> _Short problem_:
Print out each record below, unaltered and complete, without its images.

[Stored data entries]
--------------------

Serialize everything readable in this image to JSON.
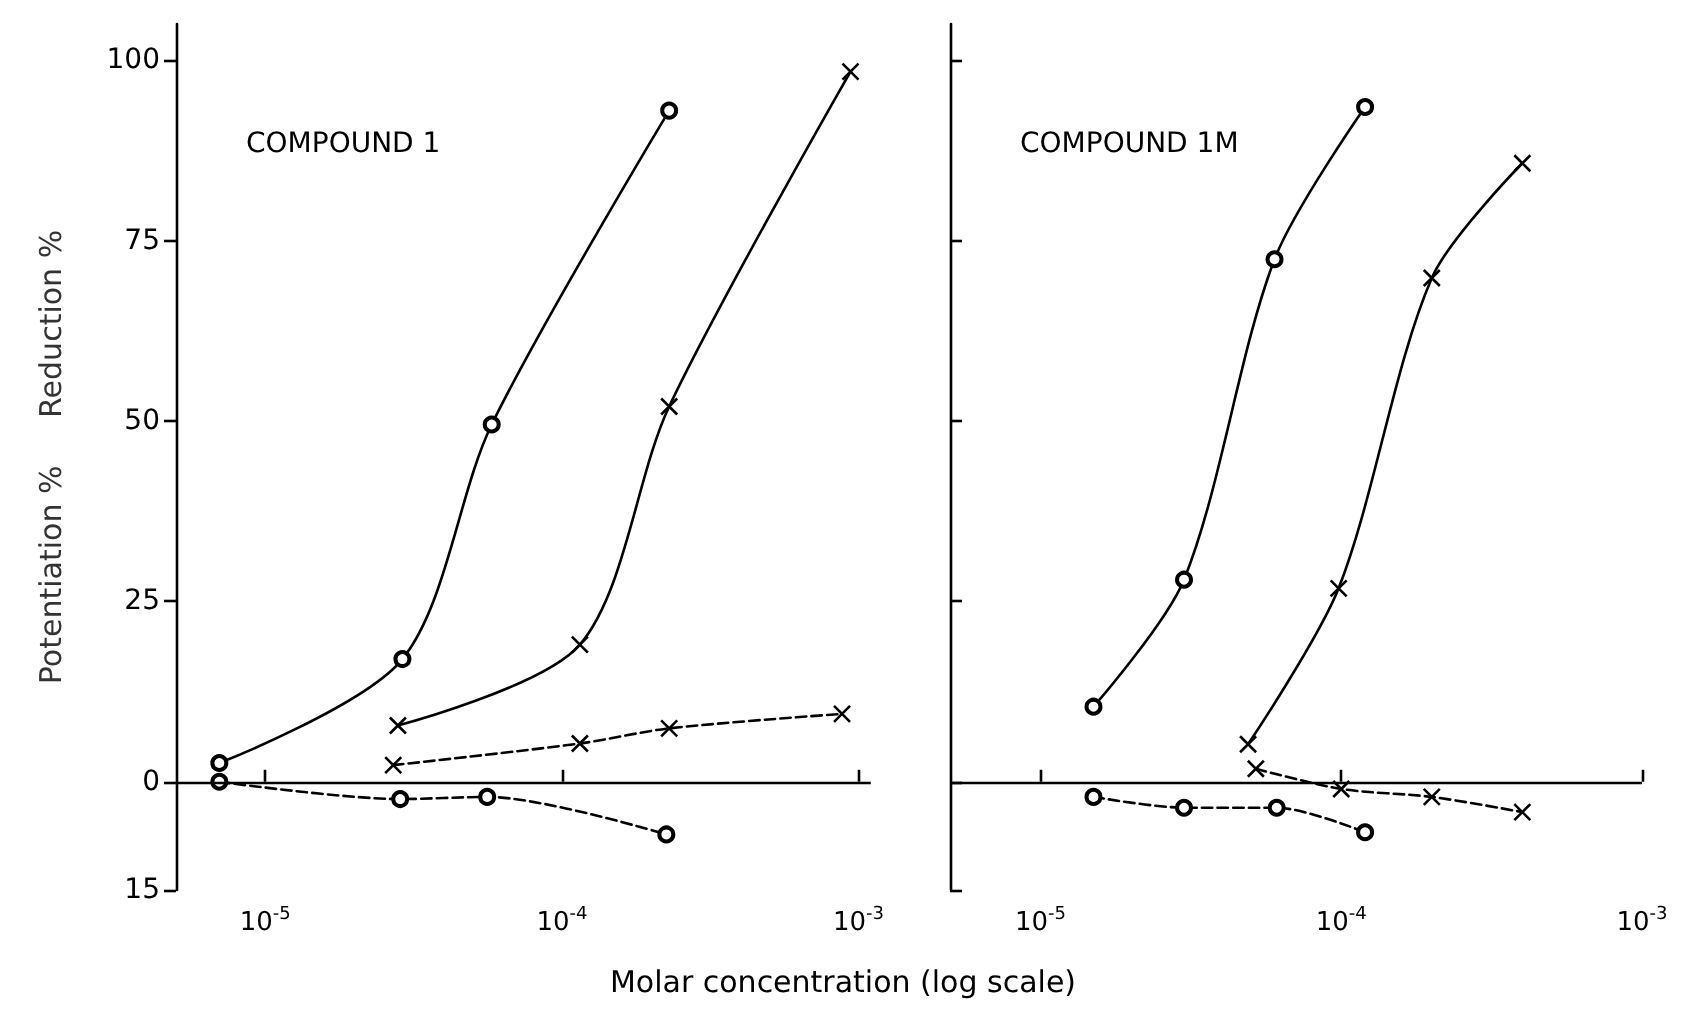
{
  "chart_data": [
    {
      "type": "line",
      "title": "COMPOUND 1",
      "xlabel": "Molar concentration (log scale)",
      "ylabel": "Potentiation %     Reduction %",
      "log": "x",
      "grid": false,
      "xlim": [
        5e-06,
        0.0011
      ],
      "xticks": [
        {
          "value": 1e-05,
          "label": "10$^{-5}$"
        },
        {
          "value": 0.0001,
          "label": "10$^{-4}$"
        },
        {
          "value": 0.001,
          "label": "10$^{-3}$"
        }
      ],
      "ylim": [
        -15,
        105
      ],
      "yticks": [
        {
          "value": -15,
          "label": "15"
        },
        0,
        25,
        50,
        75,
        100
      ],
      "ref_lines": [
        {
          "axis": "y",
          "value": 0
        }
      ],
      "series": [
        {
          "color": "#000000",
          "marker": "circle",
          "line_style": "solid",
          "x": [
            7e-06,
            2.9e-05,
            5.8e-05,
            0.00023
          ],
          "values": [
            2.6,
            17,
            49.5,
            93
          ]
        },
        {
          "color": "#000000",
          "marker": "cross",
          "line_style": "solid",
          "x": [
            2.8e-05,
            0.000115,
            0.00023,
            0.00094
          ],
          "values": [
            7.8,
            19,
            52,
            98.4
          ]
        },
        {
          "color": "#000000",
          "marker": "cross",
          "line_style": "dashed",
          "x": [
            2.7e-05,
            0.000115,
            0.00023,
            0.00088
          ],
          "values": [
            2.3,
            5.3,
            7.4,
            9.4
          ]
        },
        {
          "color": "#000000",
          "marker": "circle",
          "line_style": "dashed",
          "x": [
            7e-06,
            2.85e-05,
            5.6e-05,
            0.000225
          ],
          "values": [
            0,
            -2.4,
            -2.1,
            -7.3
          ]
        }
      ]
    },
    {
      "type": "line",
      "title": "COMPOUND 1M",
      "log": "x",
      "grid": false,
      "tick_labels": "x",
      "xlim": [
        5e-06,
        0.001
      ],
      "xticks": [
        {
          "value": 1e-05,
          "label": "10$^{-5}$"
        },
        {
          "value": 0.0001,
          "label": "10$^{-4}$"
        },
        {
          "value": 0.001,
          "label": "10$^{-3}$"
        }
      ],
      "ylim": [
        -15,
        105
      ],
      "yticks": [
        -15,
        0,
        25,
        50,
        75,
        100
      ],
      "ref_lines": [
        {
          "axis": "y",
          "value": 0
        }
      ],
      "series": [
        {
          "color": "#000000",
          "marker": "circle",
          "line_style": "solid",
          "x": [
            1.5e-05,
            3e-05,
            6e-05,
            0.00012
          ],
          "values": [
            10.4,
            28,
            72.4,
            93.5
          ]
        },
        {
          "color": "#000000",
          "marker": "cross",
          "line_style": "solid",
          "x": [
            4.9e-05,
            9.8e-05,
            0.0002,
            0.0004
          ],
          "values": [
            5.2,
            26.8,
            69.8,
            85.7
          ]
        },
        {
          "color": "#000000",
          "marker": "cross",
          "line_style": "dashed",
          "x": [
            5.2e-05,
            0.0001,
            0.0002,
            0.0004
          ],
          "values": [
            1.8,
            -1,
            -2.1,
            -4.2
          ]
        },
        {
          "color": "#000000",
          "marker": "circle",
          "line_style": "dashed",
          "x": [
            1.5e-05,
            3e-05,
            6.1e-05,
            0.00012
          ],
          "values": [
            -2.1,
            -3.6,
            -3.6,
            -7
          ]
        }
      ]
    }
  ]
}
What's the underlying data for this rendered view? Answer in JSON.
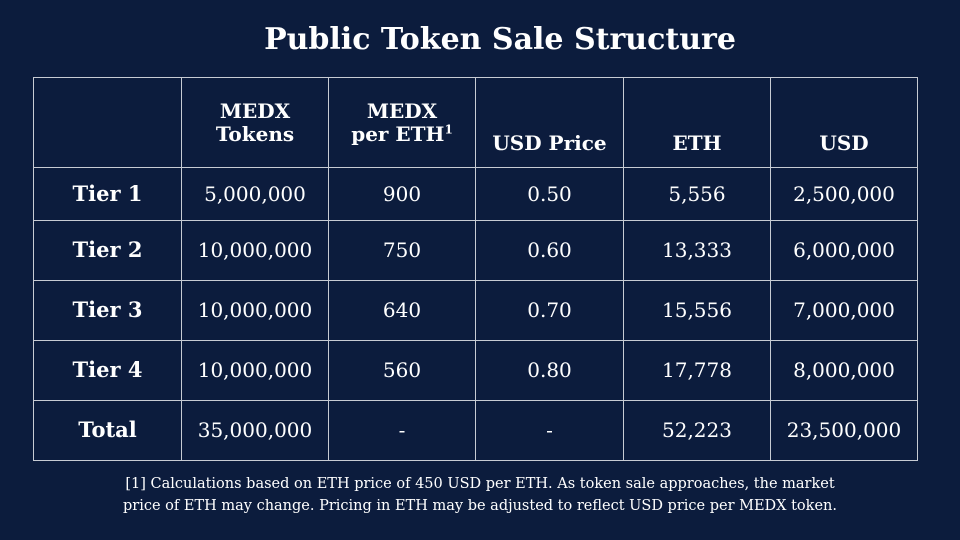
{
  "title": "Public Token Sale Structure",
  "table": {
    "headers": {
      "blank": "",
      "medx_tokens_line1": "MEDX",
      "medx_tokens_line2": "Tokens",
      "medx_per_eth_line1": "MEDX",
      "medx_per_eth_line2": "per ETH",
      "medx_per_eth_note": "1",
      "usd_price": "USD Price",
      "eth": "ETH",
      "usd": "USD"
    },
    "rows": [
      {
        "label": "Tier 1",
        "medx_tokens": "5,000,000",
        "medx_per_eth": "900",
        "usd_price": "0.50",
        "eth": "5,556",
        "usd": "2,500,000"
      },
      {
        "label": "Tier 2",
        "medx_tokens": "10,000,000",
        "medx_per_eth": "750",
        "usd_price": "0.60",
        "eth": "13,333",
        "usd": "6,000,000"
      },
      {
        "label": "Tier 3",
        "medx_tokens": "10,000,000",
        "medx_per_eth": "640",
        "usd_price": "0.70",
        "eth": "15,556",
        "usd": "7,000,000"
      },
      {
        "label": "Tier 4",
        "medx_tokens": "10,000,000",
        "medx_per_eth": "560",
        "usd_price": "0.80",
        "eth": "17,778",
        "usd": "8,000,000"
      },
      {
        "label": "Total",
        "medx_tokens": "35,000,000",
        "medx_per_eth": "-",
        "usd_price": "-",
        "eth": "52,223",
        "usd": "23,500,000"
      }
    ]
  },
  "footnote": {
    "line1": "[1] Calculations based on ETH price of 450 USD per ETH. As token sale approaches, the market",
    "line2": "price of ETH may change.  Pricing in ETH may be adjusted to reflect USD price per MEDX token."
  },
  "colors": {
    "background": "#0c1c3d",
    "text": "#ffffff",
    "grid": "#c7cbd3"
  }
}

--------------------

> _Right answer_:
Serialize everything readable in this image to JSON.
{
  "chart_data": [
    {
      "type": "line",
      "title": "COMPOUND 1",
      "xlabel": "Molar concentration (log scale)",
      "ylabel": "Potentiation %     Reduction %",
      "log": "x",
      "grid": false,
      "xlim": [
        5e-06,
        0.0011
      ],
      "xticks": [
        {
          "value": 1e-05,
          "label": "10$^{-5}$"
        },
        {
          "value": 0.0001,
          "label": "10$^{-4}$"
        },
        {
          "value": 0.001,
          "label": "10$^{-3}$"
        }
      ],
      "ylim": [
        -15,
        105
      ],
      "yticks": [
        {
          "value": -15,
          "label": "15"
        },
        0,
        25,
        50,
        75,
        100
      ],
      "ref_lines": [
        {
          "axis": "y",
          "value": 0
        }
      ],
      "series": [
        {
          "color": "#000000",
          "marker": "circle",
          "line_style": "solid",
          "x": [
            7e-06,
            2.9e-05,
            5.8e-05,
            0.00023
          ],
          "values": [
            2.6,
            17,
            49.5,
            93
          ]
        },
        {
          "color": "#000000",
          "marker": "cross",
          "line_style": "solid",
          "x": [
            2.8e-05,
            0.000115,
            0.00023,
            0.00094
          ],
          "values": [
            7.8,
            19,
            52,
            98.4
          ]
        },
        {
          "color": "#000000",
          "marker": "cross",
          "line_style": "dashed",
          "x": [
            2.7e-05,
            0.000115,
            0.00023,
            0.00088
          ],
          "values": [
            2.3,
            5.3,
            7.4,
            9.4
          ]
        },
        {
          "color": "#000000",
          "marker": "circle",
          "line_style": "dashed",
          "x": [
            7e-06,
            2.85e-05,
            5.6e-05,
            0.000225
          ],
          "values": [
            0,
            -2.4,
            -2.1,
            -7.3
          ]
        }
      ]
    },
    {
      "type": "line",
      "title": "COMPOUND 1M",
      "log": "x",
      "grid": false,
      "tick_labels": "x",
      "xlim": [
        5e-06,
        0.001
      ],
      "xticks": [
        {
          "value": 1e-05,
          "label": "10$^{-5}$"
        },
        {
          "value": 0.0001,
          "label": "10$^{-4}$"
        },
        {
          "value": 0.001,
          "label": "10$^{-3}$"
        }
      ],
      "ylim": [
        -15,
        105
      ],
      "yticks": [
        -15,
        0,
        25,
        50,
        75,
        100
      ],
      "ref_lines": [
        {
          "axis": "y",
          "value": 0
        }
      ],
      "series": [
        {
          "color": "#000000",
          "marker": "circle",
          "line_style": "solid",
          "x": [
            1.5e-05,
            3e-05,
            6e-05,
            0.00012
          ],
          "values": [
            10.4,
            28,
            72.4,
            93.5
          ]
        },
        {
          "color": "#000000",
          "marker": "cross",
          "line_style": "solid",
          "x": [
            4.9e-05,
            9.8e-05,
            0.0002,
            0.0004
          ],
          "values": [
            5.2,
            26.8,
            69.8,
            85.7
          ]
        },
        {
          "color": "#000000",
          "marker": "cross",
          "line_style": "dashed",
          "x": [
            5.2e-05,
            0.0001,
            0.0002,
            0.0004
          ],
          "values": [
            1.8,
            -1,
            -2.1,
            -4.2
          ]
        },
        {
          "color": "#000000",
          "marker": "circle",
          "line_style": "dashed",
          "x": [
            1.5e-05,
            3e-05,
            6.1e-05,
            0.00012
          ],
          "values": [
            -2.1,
            -3.6,
            -3.6,
            -7
          ]
        }
      ]
    }
  ]
}
What's the underlying data for this rendered view? Answer in JSON.
{
  "title": "Public Token Sale Structure",
  "table": {
    "headers": {
      "blank": "",
      "medx_tokens_line1": "MEDX",
      "medx_tokens_line2": "Tokens",
      "medx_per_eth_line1": "MEDX",
      "medx_per_eth_line2": "per ETH",
      "medx_per_eth_note": "1",
      "usd_price": "USD Price",
      "eth": "ETH",
      "usd": "USD"
    },
    "rows": [
      {
        "label": "Tier 1",
        "medx_tokens": "5,000,000",
        "medx_per_eth": "900",
        "usd_price": "0.50",
        "eth": "5,556",
        "usd": "2,500,000"
      },
      {
        "label": "Tier 2",
        "medx_tokens": "10,000,000",
        "medx_per_eth": "750",
        "usd_price": "0.60",
        "eth": "13,333",
        "usd": "6,000,000"
      },
      {
        "label": "Tier 3",
        "medx_tokens": "10,000,000",
        "medx_per_eth": "640",
        "usd_price": "0.70",
        "eth": "15,556",
        "usd": "7,000,000"
      },
      {
        "label": "Tier 4",
        "medx_tokens": "10,000,000",
        "medx_per_eth": "560",
        "usd_price": "0.80",
        "eth": "17,778",
        "usd": "8,000,000"
      },
      {
        "label": "Total",
        "medx_tokens": "35,000,000",
        "medx_per_eth": "-",
        "usd_price": "-",
        "eth": "52,223",
        "usd": "23,500,000"
      }
    ]
  },
  "footnote": {
    "line1": "[1] Calculations based on ETH price of 450 USD per ETH. As token sale approaches, the market",
    "line2": "price of ETH may change.  Pricing in ETH may be adjusted to reflect USD price per MEDX token."
  },
  "colors": {
    "background": "#0c1c3d",
    "text": "#ffffff",
    "grid": "#c7cbd3"
  }
}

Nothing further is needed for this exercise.